● TASK DESCRIPTION:
Pick out every line of the entries below where "Summary" occurs, and copy those lines.

● EXERCISE INPUT:
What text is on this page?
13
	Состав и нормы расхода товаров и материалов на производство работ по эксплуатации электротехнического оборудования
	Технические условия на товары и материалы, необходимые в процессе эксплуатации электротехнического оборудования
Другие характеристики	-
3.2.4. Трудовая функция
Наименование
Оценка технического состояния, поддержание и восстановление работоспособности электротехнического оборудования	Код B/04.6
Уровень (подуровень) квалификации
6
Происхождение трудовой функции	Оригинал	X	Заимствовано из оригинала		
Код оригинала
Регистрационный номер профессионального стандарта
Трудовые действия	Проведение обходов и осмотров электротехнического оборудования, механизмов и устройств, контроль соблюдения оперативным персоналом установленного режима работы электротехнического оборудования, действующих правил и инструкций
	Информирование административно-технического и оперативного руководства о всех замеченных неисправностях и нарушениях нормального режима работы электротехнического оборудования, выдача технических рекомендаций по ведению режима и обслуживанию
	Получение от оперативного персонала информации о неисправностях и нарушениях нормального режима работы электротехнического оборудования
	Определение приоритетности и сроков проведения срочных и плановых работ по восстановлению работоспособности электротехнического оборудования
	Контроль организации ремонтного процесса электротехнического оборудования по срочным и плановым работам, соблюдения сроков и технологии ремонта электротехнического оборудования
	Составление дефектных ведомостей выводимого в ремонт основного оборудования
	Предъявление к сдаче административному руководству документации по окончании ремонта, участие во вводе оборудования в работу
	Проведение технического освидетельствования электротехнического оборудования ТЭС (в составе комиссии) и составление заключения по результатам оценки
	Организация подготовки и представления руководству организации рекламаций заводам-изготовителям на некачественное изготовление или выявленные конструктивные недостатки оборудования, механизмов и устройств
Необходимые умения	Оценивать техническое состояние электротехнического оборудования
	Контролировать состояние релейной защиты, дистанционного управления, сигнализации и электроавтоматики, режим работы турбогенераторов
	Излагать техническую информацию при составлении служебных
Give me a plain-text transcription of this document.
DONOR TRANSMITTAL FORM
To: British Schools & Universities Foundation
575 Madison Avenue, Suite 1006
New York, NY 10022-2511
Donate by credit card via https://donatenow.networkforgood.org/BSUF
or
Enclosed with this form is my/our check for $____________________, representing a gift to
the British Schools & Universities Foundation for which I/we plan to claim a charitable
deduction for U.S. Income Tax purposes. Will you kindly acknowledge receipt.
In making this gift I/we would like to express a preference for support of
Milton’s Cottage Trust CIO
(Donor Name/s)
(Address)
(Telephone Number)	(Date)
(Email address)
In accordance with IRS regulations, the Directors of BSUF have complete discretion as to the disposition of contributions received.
...
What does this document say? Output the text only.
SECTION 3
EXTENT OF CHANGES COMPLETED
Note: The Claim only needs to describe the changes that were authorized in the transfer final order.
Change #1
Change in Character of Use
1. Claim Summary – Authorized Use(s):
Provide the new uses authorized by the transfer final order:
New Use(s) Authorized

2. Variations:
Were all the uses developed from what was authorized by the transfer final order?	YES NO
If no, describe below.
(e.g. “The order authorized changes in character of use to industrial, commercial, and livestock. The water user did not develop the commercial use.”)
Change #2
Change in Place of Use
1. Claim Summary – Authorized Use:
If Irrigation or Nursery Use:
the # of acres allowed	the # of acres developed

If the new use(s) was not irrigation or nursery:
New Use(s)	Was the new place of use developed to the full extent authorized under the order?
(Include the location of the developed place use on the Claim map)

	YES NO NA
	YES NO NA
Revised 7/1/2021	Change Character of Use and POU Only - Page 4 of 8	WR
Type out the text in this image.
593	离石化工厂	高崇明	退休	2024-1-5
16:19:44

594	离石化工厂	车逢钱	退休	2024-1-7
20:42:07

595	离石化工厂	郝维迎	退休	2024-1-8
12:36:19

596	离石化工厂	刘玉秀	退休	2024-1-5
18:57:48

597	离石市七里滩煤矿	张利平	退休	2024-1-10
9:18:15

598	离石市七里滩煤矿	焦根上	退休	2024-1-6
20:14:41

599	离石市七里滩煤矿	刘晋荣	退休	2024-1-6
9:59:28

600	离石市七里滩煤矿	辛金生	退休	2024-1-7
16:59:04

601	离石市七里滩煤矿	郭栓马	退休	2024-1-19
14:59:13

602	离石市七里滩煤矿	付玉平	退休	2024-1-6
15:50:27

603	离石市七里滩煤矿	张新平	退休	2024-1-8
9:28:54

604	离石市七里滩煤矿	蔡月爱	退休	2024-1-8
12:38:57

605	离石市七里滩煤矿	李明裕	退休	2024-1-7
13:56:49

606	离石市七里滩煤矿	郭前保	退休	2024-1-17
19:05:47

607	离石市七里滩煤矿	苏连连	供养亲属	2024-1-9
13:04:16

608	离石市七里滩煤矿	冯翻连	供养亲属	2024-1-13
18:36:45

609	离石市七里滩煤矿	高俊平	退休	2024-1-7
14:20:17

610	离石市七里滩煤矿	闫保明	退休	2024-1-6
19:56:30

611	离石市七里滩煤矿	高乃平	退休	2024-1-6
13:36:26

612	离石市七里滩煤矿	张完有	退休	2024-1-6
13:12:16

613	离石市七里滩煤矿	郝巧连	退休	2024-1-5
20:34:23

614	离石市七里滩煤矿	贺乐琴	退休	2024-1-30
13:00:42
--
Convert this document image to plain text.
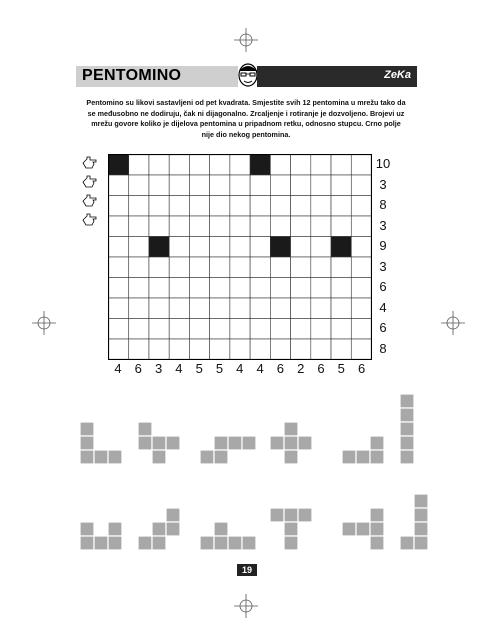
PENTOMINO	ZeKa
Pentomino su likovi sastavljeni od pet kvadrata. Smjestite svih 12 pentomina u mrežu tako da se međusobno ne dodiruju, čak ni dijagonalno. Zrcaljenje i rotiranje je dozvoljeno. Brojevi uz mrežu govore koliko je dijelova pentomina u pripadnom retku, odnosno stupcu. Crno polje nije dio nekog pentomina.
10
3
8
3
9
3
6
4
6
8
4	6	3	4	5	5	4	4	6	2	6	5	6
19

● TASK RESPONSE:
1. Claim Summary – Authorized Use(s):
1. Claim Summary – Authorized Use:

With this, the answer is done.